GIVEN REQUEST 1 - Could you output the passage of the text on auto-antonyms from "12/10/12 OT" up to and including "not necessarily contradict.", word for word?

12/10/12 OT

Janus Words (Auto-Antonyms)


The terms "autantonym" and "contronym" were originally coined by Joseph T. Shipley in 1960 and Jack Herring in 1962, respectively. Some pairs of contronyms are true homographs, i.e., distinct words with different etymology which happen to have the same form. For instance cleave "separate" is from Old English clēofan, while cleave "adhere" is from Old English clifian, which was pronounced differently. This is related to false friends, but false friends do not necessarily contradict.

Other contronyms result from polysemy, where a single word acquires different, and ultimately opposite, senses. For instance quite, which meant "clear" or "free" in Middle English, can mean "slightly" (quite nice) or "completely" (quite beautiful). Other examples include sanction — "permit" or "penalize"; bolt (originally from crossbows) — "leave quickly" or "fixed"; fast — "moving rapidly" or "unmoving". Many English examples result from nouns being verbed into distinct senses "add <noun> to" and "remove <noun> from"; e.g. dust, seed, stone (or pit).

Some contronyms result from differences in national varieties of English. For example, to table a bill means "to put it up for debate" in British English, while it means "to remove it from debate" in American English.

Often, one sense is more obscure or archaic, increasing the danger of misinterpretation when it does occur; for instance, the King James Bible often uses "let" in the sense of "forbid", a meaning which is now obsolete, except in the legal phrase "without let or hindrance" and in tennis, squash and table tennis.

An apocryphal story relates how Charles II (or sometimes Queen Anne) described St Paul's Cathedral as "awful, pompous, and artificial", meaning in modern English "awe-inspiring, majestic, and ingeniously designed."

Auto-antonyms also exist in other languages. For example, in Latin sacer has the double meaning "sacred, holy" and "accursed, infamous", French hôte may mean either "host" or "guest"; the same is true for the Italian cognate ospite (both deriving from the Latin hospes). Hindi: कल and Urdu: کل‎ (kal [kəl]) may mean either "yesterday" or "tomorrow" (disambiguated by the verb in the sentence). Italian ciao, Greek γειά, Swahili verb 'kutoa', meaning both "to remove" and "to add", and Hawaiian aloha, meaning both “hello” and “goodbye”

GIVEN REQUEST 2 - Can you rewrite the records from their start up to and including the line with "Identify all the", putting "Shape" in place of "Polygon shape" and changing nothing else? Leave the pictures out of your answer.

EXTRACTED MATERIAL -
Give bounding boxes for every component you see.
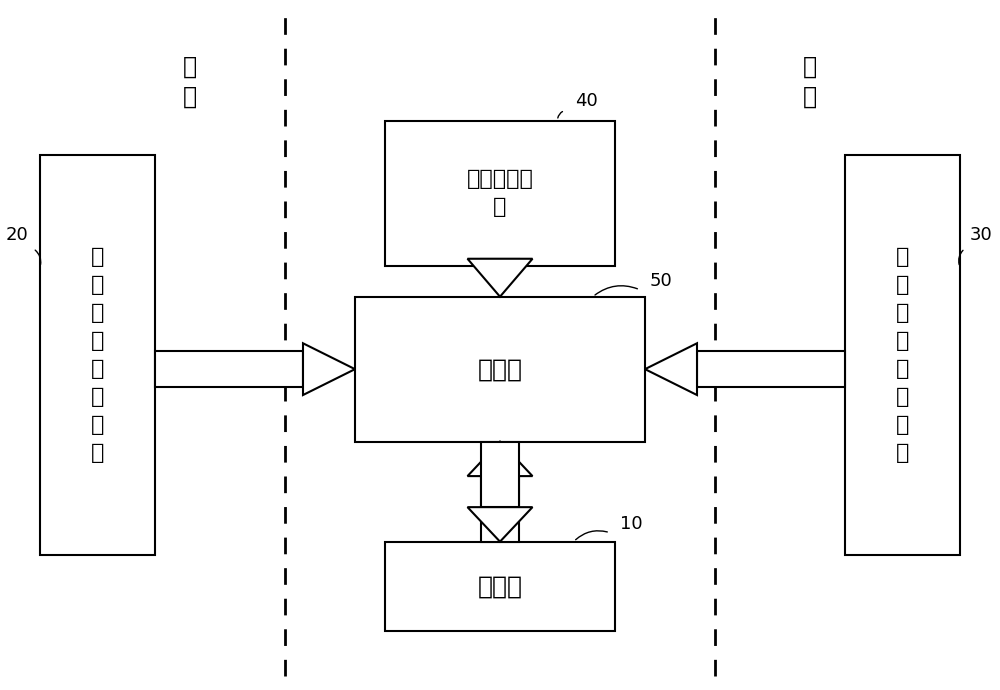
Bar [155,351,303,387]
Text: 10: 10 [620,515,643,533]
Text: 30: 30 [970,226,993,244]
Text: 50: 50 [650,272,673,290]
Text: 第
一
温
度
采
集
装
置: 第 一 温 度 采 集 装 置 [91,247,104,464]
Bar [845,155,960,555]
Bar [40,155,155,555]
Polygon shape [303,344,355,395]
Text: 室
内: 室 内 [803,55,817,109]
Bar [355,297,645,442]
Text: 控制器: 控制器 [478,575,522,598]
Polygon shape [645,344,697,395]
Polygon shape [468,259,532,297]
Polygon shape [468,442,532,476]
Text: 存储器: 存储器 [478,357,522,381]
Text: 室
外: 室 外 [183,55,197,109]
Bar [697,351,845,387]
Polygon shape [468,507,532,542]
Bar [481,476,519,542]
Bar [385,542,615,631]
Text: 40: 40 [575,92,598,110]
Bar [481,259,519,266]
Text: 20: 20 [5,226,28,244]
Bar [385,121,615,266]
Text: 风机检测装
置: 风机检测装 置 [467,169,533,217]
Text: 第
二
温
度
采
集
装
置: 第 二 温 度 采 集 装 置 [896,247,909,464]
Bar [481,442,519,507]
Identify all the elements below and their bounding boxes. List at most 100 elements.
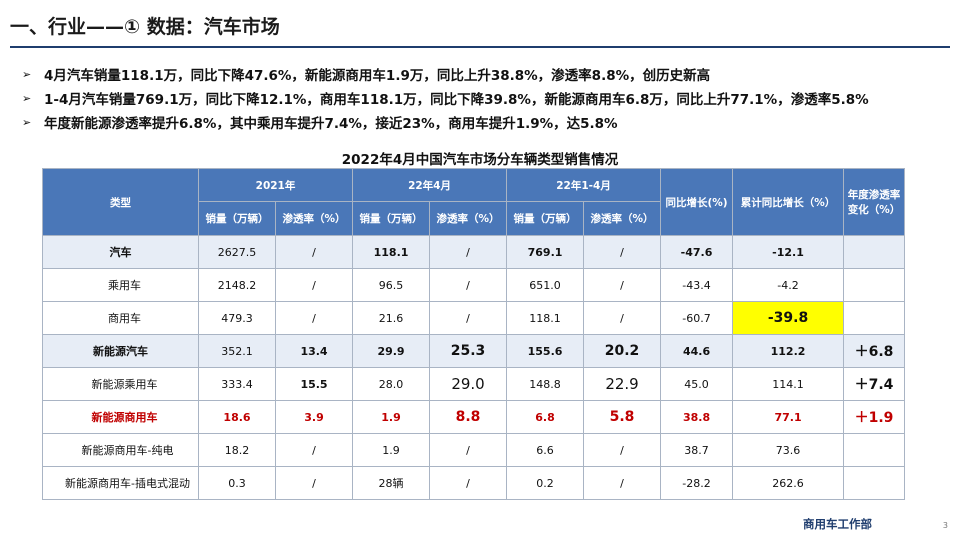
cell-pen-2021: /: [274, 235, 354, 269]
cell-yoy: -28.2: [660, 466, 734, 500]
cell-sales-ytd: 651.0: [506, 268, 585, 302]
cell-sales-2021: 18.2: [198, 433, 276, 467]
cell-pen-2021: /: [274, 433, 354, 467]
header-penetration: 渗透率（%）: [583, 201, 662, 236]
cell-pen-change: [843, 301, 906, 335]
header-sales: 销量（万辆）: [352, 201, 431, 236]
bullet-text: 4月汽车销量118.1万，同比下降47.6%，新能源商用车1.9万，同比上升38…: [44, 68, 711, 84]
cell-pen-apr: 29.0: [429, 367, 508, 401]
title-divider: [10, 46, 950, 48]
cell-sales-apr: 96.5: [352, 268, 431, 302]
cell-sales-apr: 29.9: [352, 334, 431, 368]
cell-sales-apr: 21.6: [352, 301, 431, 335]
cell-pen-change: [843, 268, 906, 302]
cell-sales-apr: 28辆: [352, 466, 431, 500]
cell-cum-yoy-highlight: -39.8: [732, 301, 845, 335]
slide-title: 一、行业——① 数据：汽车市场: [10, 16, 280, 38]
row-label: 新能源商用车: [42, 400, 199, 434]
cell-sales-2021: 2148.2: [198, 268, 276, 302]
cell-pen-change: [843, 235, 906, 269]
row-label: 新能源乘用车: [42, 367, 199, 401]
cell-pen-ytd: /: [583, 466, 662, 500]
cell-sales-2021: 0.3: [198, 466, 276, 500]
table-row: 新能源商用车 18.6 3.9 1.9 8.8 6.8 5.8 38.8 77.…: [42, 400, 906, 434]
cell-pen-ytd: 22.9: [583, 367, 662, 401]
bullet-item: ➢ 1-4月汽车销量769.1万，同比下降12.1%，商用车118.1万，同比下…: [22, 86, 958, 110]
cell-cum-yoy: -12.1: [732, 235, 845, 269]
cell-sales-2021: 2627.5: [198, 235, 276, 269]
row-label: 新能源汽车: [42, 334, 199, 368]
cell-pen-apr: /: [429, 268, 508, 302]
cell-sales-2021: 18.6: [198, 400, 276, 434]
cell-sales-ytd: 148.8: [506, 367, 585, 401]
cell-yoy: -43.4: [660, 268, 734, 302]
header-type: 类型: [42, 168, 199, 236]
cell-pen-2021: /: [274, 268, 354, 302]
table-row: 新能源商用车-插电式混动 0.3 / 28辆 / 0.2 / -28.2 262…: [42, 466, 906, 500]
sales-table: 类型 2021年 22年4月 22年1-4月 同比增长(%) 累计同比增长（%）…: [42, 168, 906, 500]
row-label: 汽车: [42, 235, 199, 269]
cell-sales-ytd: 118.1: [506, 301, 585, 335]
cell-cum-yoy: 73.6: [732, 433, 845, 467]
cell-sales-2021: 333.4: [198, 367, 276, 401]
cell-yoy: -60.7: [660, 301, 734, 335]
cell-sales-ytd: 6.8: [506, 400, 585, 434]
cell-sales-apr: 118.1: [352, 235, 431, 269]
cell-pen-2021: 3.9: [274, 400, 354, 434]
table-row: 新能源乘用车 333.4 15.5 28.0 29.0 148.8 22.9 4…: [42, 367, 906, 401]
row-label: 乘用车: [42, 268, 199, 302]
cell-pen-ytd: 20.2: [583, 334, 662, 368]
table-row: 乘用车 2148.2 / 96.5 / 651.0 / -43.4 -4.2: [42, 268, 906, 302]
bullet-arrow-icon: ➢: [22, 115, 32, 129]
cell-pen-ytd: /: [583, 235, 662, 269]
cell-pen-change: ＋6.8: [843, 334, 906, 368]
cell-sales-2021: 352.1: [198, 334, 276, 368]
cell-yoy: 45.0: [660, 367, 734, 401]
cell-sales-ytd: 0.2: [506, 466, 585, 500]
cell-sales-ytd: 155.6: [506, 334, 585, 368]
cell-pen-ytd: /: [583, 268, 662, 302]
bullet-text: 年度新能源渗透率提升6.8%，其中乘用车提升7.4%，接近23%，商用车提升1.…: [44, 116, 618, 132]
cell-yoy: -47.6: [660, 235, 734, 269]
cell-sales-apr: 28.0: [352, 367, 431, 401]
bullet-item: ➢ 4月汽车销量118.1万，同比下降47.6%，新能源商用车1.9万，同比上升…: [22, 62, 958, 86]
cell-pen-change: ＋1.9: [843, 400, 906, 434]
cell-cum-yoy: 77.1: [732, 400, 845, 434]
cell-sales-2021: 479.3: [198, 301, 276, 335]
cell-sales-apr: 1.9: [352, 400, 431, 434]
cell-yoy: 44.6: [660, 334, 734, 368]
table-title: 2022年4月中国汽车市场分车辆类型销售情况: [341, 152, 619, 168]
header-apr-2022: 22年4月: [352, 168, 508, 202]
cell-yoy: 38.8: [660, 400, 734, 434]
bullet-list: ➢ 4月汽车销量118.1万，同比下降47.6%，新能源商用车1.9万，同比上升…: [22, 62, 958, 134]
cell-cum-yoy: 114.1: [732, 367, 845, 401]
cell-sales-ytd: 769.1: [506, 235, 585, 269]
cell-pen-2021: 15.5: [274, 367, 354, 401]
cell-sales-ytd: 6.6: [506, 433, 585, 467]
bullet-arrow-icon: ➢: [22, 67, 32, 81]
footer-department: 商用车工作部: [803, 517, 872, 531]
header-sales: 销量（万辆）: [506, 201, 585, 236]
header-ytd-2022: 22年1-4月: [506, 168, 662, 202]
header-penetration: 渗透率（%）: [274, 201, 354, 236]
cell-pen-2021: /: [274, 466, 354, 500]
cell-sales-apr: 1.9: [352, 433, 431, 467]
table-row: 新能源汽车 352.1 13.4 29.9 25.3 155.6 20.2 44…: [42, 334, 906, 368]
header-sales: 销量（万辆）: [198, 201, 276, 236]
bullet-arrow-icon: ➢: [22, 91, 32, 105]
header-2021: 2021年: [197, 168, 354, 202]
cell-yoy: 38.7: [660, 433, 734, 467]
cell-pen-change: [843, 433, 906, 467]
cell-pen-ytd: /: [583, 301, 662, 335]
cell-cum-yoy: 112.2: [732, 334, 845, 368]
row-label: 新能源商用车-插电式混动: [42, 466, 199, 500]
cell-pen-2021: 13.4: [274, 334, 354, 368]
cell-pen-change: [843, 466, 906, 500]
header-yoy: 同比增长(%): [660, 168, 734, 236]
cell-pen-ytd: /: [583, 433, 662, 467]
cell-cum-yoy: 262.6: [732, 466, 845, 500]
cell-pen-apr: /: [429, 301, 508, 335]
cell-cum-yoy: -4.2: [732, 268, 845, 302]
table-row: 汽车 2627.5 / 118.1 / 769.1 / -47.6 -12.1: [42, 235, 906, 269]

PROBLEM SOLUTION 1 -
12/10/12 OT

Janus Words (Auto-Antonyms)


The terms "autantonym" and "contronym" were originally coined by Joseph T. Shipley in 1960 and Jack Herring in 1962, respectively. Some pairs of contronyms are true homographs, i.e., distinct words with different etymology which happen to have the same form. For instance cleave "separate" is from Old English clēofan, while cleave "adhere" is from Old English clifian, which was pronounced differently. This is related to false friends, but false friends do not necessarily contradict.

PROBLEM SOLUTION 2 -
Give bounding boxes for every component you see.
Bar [155,351,303,387]
Text: 10: 10 [620,515,643,533]
Text: 30: 30 [970,226,993,244]
Text: 50: 50 [650,272,673,290]
Text: 第
一
温
度
采
集
装
置: 第 一 温 度 采 集 装 置 [91,247,104,464]
Bar [845,155,960,555]
Bar [40,155,155,555]
Shape [303,344,355,395]
Text: 室
内: 室 内 [803,55,817,109]
Bar [355,297,645,442]
Text: 控制器: 控制器 [478,575,522,598]
Shape [645,344,697,395]
Shape [468,259,532,297]
Shape [468,442,532,476]
Text: 存储器: 存储器 [478,357,522,381]
Text: 室
外: 室 外 [183,55,197,109]
Bar [697,351,845,387]
Shape [468,507,532,542]
Bar [481,476,519,542]
Bar [385,542,615,631]
Text: 40: 40 [575,92,598,110]
Bar [481,259,519,266]
Text: 20: 20 [5,226,28,244]
Bar [385,121,615,266]
Text: 风机检测装
置: 风机检测装 置 [467,169,533,217]
Text: 第
二
温
度
采
集
装
置: 第 二 温 度 采 集 装 置 [896,247,909,464]
Bar [481,442,519,507]
Identify all the elements below and their bounding boxes. List at most 100 elements.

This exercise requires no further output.